All of the data should be repeated exactly; pictures are not part of the copy.

Start of Extracted material

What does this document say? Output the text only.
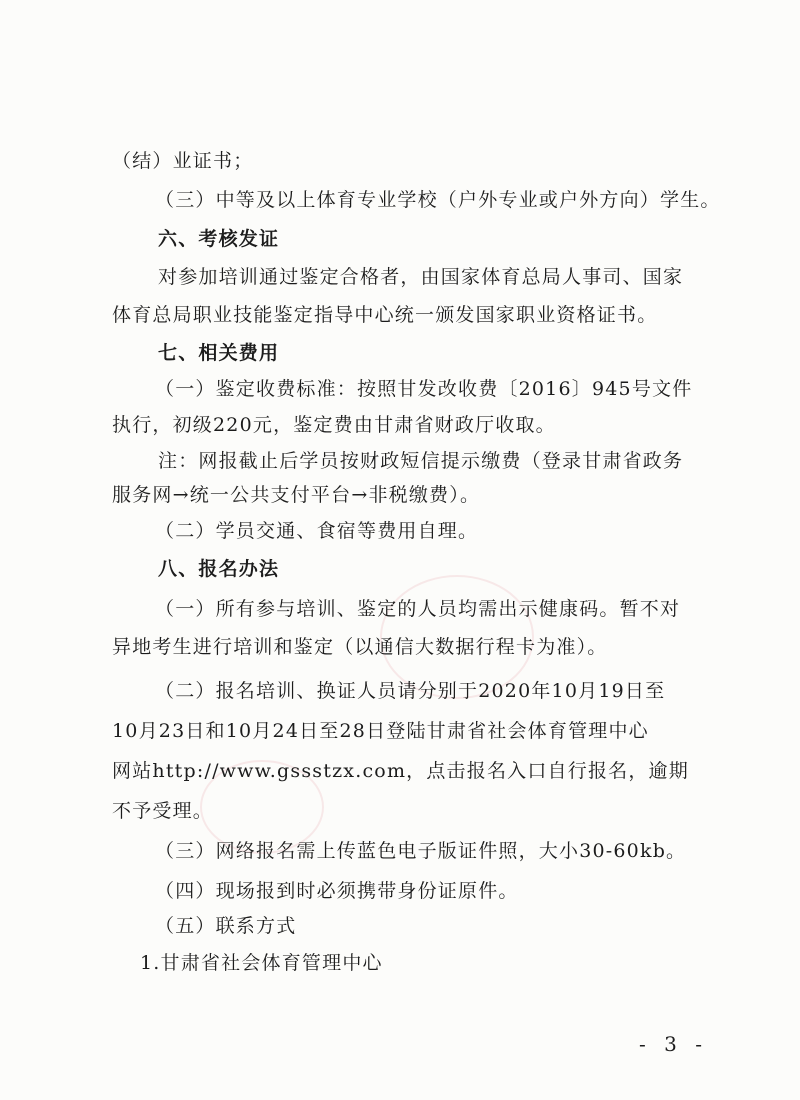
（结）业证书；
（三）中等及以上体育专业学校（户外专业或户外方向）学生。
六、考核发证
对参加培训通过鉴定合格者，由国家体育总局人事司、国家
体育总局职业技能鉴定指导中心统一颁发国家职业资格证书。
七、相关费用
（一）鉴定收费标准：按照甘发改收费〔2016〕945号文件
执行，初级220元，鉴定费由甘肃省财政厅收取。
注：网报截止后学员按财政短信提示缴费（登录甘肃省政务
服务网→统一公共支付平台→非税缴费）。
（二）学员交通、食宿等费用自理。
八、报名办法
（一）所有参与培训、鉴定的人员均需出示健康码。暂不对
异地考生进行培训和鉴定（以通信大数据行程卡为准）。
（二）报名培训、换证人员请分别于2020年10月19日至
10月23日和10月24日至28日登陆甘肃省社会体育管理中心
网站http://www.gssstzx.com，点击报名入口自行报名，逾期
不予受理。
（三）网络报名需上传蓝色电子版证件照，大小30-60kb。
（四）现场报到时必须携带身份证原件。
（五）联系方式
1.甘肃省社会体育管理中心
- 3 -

End of Extracted material

*Solution for this task*:
What does this document say? Output the text only.
（结）业证书；
（三）中等及以上体育专业学校（户外专业或户外方向）学生。
六、考核发证
对参加培训通过鉴定合格者，由国家体育总局人事司、国家
体育总局职业技能鉴定指导中心统一颁发国家职业资格证书。
七、相关费用
（一）鉴定收费标准：按照甘发改收费〔2016〕945号文件
执行，初级220元，鉴定费由甘肃省财政厅收取。
注：网报截止后学员按财政短信提示缴费（登录甘肃省政务
服务网→统一公共支付平台→非税缴费）。
（二）学员交通、食宿等费用自理。
八、报名办法
（一）所有参与培训、鉴定的人员均需出示健康码。暂不对
异地考生进行培训和鉴定（以通信大数据行程卡为准）。
（二）报名培训、换证人员请分别于2020年10月19日至
10月23日和10月24日至28日登陆甘肃省社会体育管理中心
网站http://www.gssstzx.com，点击报名入口自行报名，逾期
不予受理。
（三）网络报名需上传蓝色电子版证件照，大小30-60kb。
（四）现场报到时必须携带身份证原件。
（五）联系方式
1.甘肃省社会体育管理中心
- 3 -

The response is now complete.